Reproduce only the lines from the line containing "Read out every word on this page." to the end of the entries below, including both of those lines.

A run of records:

[start]

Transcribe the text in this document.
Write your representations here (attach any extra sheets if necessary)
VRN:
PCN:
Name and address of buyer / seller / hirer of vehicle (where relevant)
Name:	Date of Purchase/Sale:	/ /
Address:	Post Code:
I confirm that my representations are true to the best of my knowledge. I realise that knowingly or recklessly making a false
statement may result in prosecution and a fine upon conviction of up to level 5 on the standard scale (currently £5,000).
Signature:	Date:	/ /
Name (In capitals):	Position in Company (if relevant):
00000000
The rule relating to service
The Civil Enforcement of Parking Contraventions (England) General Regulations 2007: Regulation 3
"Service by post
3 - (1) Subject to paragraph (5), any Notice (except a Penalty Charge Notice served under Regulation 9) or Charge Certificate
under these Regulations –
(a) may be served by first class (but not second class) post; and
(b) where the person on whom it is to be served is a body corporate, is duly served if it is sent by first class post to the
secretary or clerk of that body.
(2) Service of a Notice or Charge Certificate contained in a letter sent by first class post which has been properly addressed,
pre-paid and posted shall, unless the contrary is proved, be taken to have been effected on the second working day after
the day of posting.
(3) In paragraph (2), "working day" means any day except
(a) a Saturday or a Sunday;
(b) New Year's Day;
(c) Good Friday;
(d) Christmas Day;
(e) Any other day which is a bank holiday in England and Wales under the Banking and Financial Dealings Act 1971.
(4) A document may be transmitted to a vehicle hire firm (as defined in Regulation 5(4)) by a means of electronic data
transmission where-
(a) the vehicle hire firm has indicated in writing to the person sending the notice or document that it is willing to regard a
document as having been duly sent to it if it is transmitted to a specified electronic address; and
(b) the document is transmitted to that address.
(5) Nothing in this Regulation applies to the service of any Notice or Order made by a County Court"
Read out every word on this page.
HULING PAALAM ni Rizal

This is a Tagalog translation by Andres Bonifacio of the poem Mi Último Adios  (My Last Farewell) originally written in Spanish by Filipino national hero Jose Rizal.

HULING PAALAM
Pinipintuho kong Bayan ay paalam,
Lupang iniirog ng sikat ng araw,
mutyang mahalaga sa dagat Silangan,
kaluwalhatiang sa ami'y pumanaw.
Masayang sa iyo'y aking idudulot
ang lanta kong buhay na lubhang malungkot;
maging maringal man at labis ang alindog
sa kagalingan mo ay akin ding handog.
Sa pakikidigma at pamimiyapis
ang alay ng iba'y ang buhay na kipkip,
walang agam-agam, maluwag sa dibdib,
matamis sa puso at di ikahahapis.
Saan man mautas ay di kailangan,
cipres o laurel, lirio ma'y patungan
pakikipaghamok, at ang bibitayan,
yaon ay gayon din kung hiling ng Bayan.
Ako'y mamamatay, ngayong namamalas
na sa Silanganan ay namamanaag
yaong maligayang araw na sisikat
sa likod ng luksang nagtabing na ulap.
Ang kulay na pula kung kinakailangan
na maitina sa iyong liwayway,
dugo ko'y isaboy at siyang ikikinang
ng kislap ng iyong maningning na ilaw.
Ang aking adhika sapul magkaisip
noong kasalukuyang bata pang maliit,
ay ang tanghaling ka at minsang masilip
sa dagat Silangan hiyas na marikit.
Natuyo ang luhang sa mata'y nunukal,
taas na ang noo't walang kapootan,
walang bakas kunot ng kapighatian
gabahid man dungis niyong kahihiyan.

[end]

Full solution:
Read out every word on this page.
HULING PAALAM ni Rizal

This is a Tagalog translation by Andres Bonifacio of the poem Mi Último Adios  (My Last Farewell) originally written in Spanish by Filipino national hero Jose Rizal.

HULING PAALAM
Pinipintuho kong Bayan ay paalam,
Lupang iniirog ng sikat ng araw,
mutyang mahalaga sa dagat Silangan,
kaluwalhatiang sa ami'y pumanaw.
Masayang sa iyo'y aking idudulot
ang lanta kong buhay na lubhang malungkot;
maging maringal man at labis ang alindog
sa kagalingan mo ay akin ding handog.
Sa pakikidigma at pamimiyapis
ang alay ng iba'y ang buhay na kipkip,
walang agam-agam, maluwag sa dibdib,
matamis sa puso at di ikahahapis.
Saan man mautas ay di kailangan,
cipres o laurel, lirio ma'y patungan
pakikipaghamok, at ang bibitayan,
yaon ay gayon din kung hiling ng Bayan.
Ako'y mamamatay, ngayong namamalas
na sa Silanganan ay namamanaag
yaong maligayang araw na sisikat
sa likod ng luksang nagtabing na ulap.
Ang kulay na pula kung kinakailangan
na maitina sa iyong liwayway,
dugo ko'y isaboy at siyang ikikinang
ng kislap ng iyong maningning na ilaw.
Ang aking adhika sapul magkaisip
noong kasalukuyang bata pang maliit,
ay ang tanghaling ka at minsang masilip
sa dagat Silangan hiyas na marikit.
Natuyo ang luhang sa mata'y nunukal,
taas na ang noo't walang kapootan,
walang bakas kunot ng kapighatian
gabahid man dungis niyong kahihiyan.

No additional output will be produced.